Items from a figure collection:
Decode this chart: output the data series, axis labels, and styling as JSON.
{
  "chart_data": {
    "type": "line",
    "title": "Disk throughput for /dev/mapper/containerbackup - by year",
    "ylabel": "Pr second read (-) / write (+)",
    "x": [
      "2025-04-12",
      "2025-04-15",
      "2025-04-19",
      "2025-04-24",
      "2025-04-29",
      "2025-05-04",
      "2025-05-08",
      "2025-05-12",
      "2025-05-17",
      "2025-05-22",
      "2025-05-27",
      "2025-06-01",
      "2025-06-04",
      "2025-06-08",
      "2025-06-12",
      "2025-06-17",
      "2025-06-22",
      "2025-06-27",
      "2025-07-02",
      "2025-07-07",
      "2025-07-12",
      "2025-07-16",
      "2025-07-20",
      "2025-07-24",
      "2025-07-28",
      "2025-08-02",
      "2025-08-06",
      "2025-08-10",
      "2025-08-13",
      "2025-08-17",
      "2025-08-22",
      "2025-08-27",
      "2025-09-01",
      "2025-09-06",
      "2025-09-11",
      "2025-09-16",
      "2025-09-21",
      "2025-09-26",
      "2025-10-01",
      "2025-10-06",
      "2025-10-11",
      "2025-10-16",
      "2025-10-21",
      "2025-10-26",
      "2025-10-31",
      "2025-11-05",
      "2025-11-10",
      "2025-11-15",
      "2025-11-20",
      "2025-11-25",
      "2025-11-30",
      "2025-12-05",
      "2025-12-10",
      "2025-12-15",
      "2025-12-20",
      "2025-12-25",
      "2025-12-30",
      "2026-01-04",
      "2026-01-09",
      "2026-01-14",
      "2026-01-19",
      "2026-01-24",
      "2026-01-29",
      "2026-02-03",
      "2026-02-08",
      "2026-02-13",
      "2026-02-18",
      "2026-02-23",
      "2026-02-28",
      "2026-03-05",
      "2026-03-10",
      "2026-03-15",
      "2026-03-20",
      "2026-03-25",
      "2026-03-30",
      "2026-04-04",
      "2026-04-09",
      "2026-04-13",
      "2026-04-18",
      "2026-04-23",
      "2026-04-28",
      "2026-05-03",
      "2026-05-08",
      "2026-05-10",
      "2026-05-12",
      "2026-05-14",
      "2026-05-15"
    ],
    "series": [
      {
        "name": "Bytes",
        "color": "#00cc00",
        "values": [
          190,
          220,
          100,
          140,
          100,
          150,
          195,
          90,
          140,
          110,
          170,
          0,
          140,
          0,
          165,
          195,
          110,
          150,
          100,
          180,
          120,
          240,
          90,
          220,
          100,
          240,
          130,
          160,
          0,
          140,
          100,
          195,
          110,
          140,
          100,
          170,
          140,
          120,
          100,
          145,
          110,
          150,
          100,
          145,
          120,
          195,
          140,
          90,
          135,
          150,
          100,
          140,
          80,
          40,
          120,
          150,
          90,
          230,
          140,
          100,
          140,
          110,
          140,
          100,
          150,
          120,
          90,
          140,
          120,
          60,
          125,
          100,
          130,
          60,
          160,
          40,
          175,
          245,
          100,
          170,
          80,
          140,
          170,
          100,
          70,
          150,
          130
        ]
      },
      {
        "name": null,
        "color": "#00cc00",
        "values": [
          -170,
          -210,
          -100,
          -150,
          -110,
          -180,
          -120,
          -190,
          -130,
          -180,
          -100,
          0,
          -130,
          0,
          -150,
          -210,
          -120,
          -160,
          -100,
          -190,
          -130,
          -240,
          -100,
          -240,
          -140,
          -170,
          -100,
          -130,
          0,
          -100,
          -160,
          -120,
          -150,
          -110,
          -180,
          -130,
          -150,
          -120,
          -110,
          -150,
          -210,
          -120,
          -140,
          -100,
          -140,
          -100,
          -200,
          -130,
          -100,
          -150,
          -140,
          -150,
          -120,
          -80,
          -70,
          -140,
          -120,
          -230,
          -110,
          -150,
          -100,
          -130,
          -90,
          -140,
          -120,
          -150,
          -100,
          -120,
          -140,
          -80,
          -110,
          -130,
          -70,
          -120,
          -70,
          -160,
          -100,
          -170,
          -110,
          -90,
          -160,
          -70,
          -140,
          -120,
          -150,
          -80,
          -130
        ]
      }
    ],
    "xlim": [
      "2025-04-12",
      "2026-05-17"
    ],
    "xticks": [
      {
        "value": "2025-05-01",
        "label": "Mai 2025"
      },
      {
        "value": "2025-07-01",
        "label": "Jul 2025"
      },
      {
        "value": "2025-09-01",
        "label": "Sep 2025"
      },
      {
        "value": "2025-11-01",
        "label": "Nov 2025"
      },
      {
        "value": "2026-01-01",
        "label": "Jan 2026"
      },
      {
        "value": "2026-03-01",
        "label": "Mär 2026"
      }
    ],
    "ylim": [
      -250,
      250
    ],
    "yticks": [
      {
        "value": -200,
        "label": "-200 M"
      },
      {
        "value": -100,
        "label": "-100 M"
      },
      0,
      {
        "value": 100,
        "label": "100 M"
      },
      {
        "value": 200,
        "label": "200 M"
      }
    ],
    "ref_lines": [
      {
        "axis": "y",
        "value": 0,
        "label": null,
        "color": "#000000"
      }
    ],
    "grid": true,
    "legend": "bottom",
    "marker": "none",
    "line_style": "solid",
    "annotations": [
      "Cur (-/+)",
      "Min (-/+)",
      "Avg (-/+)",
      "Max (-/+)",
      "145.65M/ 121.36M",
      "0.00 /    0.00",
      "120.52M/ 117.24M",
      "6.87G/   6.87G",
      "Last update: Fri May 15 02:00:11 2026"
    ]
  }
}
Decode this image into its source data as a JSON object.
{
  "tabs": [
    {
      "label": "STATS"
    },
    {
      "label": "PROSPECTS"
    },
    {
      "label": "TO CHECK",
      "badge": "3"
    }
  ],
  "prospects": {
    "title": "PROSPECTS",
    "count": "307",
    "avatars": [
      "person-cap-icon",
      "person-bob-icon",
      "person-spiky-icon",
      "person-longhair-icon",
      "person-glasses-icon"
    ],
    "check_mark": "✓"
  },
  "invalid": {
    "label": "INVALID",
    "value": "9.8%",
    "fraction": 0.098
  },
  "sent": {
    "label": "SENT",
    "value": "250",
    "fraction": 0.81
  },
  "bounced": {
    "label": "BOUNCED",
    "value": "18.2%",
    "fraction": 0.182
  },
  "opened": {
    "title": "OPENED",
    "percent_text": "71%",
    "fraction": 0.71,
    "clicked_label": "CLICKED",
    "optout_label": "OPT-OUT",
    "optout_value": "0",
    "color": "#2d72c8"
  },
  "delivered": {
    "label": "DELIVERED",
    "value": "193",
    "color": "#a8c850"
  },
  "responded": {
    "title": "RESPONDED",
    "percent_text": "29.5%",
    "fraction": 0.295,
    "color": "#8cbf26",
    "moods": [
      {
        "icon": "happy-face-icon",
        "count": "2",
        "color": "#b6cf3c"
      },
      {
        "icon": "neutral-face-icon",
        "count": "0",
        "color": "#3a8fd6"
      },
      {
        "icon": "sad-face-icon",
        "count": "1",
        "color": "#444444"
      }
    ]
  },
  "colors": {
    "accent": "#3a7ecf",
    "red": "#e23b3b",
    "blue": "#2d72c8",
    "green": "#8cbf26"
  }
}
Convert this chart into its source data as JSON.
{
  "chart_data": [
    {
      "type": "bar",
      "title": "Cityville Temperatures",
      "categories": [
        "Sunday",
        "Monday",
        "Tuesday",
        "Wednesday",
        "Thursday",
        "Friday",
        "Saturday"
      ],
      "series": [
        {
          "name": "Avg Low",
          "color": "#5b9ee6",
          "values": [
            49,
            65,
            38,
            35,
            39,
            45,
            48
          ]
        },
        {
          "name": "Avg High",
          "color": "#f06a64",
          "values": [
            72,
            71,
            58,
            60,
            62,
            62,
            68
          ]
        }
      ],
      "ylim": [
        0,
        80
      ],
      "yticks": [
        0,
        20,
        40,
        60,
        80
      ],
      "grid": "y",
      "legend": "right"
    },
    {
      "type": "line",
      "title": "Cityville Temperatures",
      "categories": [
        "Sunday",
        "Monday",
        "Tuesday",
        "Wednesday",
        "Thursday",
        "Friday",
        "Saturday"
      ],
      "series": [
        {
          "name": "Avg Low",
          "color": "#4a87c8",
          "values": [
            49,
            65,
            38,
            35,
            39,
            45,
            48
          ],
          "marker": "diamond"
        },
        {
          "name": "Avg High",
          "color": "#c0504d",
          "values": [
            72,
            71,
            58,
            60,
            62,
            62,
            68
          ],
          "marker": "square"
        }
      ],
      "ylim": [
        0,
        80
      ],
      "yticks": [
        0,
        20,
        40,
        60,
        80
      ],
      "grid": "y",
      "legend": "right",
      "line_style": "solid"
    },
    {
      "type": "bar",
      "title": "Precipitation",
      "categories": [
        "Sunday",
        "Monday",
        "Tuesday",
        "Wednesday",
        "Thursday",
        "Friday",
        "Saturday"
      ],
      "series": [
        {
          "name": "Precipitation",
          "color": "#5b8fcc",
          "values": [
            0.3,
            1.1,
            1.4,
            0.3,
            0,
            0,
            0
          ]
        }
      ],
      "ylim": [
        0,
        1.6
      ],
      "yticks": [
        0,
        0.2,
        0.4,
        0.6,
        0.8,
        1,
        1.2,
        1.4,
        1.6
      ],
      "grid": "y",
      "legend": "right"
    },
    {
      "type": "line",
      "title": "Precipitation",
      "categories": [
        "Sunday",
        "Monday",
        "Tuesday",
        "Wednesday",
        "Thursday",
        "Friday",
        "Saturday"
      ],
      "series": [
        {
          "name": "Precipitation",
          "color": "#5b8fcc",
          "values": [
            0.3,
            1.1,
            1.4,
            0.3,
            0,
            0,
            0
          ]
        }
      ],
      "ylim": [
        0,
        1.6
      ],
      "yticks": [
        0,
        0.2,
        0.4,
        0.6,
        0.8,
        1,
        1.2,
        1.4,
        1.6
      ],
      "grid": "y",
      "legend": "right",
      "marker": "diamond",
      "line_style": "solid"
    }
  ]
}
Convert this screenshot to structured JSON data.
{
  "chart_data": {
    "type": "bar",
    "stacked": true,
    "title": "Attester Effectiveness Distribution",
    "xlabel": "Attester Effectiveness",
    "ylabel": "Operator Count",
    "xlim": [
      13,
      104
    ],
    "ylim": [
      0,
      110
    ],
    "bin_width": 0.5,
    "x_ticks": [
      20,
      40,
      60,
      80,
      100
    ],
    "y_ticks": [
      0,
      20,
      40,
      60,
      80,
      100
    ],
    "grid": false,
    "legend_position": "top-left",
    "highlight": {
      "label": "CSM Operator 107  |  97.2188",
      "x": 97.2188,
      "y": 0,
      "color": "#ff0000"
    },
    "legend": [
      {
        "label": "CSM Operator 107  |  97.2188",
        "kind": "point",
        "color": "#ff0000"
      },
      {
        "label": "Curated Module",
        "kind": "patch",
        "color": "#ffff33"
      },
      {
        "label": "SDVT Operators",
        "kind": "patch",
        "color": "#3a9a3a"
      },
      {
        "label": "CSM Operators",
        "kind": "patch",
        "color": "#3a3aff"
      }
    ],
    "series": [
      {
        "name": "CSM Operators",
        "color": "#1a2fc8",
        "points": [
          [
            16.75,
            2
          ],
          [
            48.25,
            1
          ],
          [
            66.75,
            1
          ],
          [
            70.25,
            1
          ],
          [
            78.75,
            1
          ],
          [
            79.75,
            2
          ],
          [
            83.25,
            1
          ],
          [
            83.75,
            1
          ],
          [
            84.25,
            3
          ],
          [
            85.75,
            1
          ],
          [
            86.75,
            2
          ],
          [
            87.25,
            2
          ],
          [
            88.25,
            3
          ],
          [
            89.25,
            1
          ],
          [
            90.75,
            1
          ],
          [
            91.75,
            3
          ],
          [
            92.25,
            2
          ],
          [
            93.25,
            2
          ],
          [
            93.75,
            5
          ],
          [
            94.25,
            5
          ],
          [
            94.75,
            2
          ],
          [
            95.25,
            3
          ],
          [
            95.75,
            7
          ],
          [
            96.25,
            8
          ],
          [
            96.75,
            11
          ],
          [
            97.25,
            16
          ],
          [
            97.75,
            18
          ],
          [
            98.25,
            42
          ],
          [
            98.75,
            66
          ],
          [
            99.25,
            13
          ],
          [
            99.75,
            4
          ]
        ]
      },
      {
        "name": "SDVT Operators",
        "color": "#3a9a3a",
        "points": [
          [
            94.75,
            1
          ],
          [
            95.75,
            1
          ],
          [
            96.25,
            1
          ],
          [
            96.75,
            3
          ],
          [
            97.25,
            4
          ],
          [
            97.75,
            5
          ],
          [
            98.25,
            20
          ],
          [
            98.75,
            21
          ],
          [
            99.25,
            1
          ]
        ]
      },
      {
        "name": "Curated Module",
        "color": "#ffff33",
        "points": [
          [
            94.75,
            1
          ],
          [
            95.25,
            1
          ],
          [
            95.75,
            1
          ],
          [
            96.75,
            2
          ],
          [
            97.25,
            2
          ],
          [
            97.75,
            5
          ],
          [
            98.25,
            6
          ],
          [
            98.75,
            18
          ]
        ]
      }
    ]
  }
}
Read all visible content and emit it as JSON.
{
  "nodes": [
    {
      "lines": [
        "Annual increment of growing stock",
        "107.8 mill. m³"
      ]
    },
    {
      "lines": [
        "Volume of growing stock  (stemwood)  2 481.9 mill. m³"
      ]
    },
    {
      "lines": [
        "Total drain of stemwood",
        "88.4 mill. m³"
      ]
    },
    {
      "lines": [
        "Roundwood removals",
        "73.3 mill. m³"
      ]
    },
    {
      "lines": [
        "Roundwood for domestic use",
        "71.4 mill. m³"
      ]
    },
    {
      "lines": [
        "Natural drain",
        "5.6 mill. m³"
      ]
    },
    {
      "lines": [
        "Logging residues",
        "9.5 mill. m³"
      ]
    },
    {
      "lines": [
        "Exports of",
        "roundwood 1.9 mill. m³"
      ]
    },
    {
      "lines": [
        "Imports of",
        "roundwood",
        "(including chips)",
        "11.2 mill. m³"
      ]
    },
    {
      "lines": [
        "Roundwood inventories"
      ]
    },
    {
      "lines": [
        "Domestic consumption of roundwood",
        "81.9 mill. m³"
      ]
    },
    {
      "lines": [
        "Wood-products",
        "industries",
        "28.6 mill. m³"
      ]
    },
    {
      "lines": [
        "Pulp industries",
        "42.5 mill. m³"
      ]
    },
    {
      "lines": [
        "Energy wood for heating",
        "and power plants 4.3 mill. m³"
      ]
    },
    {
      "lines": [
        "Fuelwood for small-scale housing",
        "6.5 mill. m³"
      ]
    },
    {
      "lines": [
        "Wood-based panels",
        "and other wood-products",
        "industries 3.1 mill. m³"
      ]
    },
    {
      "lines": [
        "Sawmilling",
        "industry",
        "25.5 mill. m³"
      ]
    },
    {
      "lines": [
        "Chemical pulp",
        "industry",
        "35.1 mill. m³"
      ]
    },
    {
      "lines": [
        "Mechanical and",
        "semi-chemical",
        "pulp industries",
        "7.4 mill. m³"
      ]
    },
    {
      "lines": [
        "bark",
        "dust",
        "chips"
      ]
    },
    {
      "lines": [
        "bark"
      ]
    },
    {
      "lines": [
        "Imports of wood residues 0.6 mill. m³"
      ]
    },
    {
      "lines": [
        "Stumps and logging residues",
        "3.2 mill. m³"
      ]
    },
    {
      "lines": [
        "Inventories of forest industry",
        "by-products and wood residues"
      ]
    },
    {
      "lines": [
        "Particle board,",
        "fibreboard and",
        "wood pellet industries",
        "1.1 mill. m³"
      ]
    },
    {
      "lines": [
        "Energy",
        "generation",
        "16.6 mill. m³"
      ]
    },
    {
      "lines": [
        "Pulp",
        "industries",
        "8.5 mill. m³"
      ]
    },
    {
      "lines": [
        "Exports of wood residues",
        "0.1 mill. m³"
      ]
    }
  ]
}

> [OBJECTIVE]: From the listing, copy each line containing the word "into".

> [RESULT FOR THIS TASK]:
Decode this image into its source data as a JSON object.
Convert this chart into its source data as JSON.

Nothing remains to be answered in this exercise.